#### Aim of the exercise:
Below are some records. Copy every line in them that holds "screenshot".

◇ ◇ ◇ ◇ ◇ ◇ ◇

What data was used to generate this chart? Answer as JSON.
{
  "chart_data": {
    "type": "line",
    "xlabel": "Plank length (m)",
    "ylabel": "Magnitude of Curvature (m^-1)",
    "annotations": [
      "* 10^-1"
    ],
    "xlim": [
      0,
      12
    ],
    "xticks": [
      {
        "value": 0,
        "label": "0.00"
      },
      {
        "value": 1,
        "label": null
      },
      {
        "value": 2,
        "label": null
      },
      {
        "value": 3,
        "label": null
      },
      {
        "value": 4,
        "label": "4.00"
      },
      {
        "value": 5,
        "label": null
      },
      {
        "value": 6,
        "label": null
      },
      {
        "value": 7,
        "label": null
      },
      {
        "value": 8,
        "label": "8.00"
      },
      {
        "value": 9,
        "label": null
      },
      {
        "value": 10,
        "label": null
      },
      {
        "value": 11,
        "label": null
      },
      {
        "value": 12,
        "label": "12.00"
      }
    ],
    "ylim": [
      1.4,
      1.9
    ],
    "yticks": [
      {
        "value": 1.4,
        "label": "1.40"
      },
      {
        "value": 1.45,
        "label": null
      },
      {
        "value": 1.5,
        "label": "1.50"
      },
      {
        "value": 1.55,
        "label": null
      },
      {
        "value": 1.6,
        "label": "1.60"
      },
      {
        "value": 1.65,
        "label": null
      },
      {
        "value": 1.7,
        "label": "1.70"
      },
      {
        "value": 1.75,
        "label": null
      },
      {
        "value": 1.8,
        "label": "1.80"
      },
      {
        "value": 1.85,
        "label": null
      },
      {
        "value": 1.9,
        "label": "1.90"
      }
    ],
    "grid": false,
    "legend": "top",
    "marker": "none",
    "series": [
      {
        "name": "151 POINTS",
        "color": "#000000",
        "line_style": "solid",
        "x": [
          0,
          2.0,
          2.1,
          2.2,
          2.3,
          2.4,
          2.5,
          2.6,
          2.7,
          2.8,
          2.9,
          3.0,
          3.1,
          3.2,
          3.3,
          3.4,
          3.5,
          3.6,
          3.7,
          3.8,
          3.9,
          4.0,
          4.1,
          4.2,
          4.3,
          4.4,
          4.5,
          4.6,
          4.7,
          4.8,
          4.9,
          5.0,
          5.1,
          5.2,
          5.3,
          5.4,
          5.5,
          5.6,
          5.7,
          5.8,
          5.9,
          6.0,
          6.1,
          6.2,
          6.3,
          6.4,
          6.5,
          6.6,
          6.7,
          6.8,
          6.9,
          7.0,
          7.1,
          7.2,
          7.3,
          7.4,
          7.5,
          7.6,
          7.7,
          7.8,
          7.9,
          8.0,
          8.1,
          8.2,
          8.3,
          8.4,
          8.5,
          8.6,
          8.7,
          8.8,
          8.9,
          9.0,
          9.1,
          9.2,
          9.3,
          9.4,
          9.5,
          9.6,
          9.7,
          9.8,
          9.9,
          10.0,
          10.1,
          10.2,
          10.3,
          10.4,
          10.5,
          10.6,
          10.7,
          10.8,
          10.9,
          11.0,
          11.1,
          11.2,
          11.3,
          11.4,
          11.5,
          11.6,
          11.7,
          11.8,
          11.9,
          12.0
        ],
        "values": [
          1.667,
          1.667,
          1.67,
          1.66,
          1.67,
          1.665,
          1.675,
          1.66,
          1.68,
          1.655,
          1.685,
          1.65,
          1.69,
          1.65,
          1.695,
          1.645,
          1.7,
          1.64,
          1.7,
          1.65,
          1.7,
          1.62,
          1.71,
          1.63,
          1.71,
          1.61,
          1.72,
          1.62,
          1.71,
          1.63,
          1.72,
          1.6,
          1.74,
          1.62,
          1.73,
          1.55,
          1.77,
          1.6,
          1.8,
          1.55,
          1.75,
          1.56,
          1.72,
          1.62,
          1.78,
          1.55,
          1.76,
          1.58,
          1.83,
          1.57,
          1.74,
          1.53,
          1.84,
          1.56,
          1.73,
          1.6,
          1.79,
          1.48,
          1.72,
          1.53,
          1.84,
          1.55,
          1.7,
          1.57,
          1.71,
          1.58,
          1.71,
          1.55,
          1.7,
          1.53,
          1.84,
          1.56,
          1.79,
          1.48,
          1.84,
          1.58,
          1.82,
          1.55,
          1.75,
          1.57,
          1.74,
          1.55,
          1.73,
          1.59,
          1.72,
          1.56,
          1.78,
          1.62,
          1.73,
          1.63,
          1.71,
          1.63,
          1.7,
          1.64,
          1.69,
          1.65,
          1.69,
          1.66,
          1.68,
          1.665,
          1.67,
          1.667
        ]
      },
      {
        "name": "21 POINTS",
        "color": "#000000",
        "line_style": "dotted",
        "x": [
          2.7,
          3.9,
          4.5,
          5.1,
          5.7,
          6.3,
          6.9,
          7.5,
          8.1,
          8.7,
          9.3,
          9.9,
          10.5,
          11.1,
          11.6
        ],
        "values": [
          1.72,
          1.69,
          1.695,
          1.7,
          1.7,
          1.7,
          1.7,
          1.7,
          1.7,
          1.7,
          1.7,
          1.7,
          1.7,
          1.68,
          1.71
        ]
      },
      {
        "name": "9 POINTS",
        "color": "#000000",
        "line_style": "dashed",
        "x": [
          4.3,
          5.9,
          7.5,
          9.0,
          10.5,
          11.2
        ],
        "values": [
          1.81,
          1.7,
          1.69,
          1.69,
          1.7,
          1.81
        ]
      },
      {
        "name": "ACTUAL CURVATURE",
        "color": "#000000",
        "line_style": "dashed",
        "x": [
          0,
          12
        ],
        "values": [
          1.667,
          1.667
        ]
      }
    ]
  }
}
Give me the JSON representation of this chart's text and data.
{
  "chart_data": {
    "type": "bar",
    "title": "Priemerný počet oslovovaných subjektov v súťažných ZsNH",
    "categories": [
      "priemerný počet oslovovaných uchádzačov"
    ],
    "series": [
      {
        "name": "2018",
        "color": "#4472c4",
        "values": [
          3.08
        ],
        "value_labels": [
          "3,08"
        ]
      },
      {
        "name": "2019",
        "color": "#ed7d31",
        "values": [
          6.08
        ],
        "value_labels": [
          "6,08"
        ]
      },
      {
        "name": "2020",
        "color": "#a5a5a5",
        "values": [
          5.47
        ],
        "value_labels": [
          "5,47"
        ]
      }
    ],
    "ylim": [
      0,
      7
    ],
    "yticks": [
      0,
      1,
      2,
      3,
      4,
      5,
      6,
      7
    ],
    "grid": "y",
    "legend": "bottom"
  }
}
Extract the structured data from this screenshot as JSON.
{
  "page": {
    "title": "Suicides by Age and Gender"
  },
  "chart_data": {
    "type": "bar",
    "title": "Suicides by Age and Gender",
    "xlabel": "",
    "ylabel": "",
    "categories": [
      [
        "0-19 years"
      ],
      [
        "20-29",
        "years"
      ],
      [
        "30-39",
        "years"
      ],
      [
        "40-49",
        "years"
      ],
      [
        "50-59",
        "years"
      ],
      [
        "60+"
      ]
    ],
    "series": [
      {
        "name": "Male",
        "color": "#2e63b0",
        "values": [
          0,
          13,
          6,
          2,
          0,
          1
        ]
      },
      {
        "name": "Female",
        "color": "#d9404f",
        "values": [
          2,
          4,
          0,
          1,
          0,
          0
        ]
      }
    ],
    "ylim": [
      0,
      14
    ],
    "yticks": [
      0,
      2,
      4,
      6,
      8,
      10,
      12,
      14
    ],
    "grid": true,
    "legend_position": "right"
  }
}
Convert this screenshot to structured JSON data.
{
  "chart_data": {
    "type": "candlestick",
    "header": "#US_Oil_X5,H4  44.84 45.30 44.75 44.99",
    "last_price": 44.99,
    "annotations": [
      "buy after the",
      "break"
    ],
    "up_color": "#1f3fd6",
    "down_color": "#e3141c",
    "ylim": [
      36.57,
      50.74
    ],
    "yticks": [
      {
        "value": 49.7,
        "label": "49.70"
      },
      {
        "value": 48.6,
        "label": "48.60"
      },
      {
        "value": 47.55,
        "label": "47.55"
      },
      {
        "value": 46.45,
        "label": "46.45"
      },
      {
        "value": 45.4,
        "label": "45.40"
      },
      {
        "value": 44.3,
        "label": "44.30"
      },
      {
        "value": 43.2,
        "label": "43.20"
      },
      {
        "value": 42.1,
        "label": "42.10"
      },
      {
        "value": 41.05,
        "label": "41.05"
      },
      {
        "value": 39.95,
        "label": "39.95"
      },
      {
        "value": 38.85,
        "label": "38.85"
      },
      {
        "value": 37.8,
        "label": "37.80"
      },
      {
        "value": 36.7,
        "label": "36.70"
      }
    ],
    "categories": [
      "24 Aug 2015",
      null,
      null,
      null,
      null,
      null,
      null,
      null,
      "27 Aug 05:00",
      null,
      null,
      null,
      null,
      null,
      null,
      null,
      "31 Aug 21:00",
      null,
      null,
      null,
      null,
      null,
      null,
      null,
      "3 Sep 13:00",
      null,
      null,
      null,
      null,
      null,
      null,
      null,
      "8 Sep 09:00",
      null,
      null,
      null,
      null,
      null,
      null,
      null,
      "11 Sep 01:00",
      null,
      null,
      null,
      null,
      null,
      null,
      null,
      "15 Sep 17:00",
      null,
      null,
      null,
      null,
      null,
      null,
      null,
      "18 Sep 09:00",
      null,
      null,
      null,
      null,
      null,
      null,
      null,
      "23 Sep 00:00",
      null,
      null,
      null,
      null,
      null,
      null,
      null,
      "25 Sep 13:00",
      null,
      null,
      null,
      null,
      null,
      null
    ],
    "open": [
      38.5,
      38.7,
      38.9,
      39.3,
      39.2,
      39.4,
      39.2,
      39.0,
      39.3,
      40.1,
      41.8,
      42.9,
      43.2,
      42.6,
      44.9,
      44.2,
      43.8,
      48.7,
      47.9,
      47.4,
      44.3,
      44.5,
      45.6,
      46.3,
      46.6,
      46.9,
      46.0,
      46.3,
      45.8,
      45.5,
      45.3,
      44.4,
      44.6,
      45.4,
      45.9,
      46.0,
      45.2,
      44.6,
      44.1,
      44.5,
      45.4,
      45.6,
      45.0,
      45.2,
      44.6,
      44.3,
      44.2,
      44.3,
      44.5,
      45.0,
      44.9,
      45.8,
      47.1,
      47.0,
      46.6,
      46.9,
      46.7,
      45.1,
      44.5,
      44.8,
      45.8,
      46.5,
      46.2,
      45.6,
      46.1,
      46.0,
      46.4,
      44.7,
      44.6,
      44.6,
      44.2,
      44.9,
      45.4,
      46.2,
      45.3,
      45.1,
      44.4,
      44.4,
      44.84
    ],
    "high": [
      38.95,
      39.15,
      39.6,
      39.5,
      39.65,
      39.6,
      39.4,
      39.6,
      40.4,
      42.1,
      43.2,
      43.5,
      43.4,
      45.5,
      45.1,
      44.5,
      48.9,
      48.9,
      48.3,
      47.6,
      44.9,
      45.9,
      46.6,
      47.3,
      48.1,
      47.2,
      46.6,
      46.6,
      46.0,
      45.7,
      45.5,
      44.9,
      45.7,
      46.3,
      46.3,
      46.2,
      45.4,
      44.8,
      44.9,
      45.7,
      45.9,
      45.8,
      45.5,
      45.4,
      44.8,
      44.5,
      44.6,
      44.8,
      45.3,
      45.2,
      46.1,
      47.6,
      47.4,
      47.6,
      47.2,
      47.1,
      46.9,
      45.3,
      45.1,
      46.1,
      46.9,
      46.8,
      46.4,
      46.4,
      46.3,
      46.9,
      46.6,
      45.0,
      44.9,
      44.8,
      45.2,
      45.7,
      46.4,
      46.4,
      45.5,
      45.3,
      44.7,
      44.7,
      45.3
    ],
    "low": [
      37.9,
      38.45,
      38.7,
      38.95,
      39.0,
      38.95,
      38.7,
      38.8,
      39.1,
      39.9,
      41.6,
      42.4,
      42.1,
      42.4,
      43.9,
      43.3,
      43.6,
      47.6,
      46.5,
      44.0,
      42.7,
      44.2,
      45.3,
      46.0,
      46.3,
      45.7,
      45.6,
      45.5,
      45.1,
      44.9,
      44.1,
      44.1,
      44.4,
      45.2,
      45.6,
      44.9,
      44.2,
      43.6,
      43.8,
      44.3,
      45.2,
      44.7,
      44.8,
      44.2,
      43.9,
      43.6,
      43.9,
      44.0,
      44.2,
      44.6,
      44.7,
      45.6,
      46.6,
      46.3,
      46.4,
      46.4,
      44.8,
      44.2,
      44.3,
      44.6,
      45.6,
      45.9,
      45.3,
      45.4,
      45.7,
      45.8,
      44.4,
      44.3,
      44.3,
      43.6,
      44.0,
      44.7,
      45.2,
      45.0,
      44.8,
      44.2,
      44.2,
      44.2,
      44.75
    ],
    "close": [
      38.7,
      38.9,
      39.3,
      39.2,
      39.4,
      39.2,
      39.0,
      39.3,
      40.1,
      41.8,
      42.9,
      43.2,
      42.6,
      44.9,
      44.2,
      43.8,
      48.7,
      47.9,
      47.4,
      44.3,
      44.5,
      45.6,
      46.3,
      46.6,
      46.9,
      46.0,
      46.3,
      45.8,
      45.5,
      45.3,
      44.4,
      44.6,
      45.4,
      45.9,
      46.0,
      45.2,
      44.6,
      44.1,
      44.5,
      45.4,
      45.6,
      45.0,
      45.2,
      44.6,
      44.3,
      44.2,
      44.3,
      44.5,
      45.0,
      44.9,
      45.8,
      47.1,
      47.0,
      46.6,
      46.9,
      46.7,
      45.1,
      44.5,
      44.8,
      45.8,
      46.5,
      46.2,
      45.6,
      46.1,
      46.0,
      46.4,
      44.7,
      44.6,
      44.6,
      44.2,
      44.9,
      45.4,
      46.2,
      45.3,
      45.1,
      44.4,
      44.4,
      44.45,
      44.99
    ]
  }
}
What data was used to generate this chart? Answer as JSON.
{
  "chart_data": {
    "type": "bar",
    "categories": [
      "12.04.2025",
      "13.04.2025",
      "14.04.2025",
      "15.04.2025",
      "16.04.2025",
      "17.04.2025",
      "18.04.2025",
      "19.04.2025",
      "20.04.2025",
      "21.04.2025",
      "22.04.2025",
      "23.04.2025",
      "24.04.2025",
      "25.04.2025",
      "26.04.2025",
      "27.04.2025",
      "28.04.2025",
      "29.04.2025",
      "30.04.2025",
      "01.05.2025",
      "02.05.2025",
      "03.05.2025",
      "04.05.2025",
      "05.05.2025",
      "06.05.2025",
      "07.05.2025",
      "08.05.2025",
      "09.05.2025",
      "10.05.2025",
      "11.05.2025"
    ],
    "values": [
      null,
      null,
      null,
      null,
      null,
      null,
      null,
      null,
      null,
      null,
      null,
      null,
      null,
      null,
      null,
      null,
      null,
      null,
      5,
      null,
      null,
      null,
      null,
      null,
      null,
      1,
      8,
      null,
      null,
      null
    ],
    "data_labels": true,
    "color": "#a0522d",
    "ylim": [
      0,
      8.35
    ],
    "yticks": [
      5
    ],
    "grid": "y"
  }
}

◇ ◇ ◇ ◇ ◇ ◇ ◇

#### Solved exercise:
Extract the structured data from this screenshot as JSON.
Convert this screenshot to structured JSON data.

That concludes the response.